Part of a data file:
· · ·

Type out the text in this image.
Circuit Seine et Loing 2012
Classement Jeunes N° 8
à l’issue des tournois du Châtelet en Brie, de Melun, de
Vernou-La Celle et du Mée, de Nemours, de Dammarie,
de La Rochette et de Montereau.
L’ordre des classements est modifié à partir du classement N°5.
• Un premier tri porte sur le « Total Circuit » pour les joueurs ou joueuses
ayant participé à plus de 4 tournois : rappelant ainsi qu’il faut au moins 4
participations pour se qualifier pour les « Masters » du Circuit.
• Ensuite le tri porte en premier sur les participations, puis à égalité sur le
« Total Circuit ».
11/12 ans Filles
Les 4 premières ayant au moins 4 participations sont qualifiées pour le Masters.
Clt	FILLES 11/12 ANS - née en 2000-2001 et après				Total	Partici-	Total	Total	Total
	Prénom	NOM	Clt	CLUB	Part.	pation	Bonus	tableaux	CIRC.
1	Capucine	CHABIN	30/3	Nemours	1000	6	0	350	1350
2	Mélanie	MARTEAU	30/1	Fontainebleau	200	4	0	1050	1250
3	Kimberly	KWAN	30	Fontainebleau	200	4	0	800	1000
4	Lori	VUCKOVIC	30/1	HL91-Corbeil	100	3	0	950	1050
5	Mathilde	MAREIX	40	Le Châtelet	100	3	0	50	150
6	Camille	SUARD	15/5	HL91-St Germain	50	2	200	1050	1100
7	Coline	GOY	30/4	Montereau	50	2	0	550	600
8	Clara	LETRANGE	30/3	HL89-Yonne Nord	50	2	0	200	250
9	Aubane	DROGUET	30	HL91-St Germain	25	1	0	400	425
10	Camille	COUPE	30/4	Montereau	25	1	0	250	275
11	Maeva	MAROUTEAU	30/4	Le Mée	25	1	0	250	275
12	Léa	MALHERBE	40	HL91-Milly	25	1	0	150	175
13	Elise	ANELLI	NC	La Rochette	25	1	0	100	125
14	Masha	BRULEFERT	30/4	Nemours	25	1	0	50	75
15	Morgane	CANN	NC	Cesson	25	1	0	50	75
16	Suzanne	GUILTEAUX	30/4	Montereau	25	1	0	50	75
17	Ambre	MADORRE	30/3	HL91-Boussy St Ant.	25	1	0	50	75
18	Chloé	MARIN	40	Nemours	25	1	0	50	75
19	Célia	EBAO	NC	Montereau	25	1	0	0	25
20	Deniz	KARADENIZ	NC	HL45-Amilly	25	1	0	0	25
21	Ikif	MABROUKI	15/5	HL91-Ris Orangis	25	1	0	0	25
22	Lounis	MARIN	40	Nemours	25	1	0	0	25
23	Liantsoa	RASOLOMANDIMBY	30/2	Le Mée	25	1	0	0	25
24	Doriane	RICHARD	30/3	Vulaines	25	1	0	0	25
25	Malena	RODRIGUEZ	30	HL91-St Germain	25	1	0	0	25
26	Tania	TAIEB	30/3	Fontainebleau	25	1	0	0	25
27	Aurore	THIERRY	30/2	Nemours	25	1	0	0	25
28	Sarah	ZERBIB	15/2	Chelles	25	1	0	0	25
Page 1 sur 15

· · ·

Identify every line where the string "porte" appears.

- **RESULT FOR THIS TASK**
• Un premier tri porte sur le « Total Circuit » pour les joueurs ou joueuses
• Ensuite le tri porte en premier sur les participations, puis à égalité sur le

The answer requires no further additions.